Dataset items

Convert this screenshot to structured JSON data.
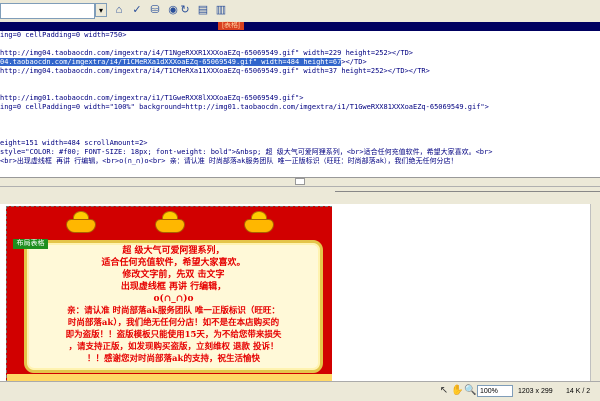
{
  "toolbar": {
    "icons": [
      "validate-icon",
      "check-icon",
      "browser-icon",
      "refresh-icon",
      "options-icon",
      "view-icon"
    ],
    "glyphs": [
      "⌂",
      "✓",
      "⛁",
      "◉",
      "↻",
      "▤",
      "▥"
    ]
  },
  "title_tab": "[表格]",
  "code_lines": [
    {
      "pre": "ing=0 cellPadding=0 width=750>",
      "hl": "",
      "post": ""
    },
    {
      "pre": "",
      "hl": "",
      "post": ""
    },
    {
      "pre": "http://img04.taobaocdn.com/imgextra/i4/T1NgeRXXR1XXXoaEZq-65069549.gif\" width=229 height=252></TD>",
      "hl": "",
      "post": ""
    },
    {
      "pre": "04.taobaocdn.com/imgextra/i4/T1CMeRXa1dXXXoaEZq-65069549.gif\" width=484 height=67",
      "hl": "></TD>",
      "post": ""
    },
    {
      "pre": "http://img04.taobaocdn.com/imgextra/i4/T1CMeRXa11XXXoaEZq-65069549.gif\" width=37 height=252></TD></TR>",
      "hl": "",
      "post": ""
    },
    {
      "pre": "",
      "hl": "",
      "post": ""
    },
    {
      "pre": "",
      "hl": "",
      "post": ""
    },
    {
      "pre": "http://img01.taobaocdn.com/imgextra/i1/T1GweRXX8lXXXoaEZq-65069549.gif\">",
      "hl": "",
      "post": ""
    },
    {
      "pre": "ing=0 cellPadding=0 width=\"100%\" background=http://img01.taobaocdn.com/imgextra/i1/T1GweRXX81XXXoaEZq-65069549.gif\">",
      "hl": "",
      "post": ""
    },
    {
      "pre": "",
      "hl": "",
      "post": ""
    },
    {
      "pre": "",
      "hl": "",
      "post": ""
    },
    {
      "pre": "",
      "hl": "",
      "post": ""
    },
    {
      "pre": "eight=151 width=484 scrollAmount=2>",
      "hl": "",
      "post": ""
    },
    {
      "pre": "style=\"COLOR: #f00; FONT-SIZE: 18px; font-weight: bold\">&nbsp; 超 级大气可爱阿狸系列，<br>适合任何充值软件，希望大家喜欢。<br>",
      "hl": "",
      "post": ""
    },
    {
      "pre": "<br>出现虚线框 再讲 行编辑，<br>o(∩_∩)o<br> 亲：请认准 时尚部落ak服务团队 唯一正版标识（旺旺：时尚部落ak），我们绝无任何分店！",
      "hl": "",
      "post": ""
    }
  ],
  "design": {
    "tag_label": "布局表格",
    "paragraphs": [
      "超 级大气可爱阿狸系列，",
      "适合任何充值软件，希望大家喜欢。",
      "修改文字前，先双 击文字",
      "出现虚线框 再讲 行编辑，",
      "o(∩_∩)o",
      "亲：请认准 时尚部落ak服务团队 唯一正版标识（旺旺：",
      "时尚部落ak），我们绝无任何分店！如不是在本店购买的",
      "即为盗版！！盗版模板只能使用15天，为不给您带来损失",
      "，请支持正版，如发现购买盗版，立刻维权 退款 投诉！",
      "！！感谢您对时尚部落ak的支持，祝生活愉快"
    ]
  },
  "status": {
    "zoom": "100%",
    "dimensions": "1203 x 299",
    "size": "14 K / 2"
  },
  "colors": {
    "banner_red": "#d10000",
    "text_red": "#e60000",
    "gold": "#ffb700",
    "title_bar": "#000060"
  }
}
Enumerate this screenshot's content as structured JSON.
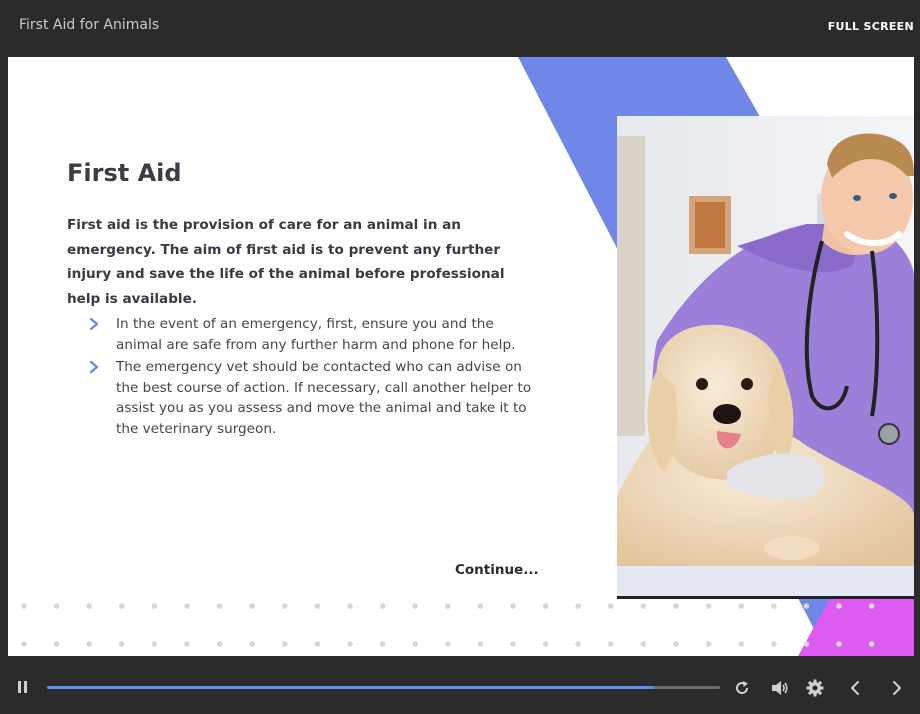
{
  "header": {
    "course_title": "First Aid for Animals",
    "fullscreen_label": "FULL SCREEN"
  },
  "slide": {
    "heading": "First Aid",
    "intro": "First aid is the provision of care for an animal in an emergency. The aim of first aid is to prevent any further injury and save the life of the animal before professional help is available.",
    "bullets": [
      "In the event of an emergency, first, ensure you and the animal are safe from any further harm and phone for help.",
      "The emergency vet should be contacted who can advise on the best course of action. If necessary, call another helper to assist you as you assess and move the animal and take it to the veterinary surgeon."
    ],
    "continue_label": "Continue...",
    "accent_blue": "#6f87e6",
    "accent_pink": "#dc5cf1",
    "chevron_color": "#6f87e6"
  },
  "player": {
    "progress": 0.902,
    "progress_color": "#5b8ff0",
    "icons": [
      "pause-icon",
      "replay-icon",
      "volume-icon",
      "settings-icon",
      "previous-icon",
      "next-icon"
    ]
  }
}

• SHORT PROBLEM
Scan the data for the word "JSON" and copy every line where it shows up.

• THE OUTPUT
Convert this screenshot to structured JSON data.
Enumerate this screenshot's content as structured JSON.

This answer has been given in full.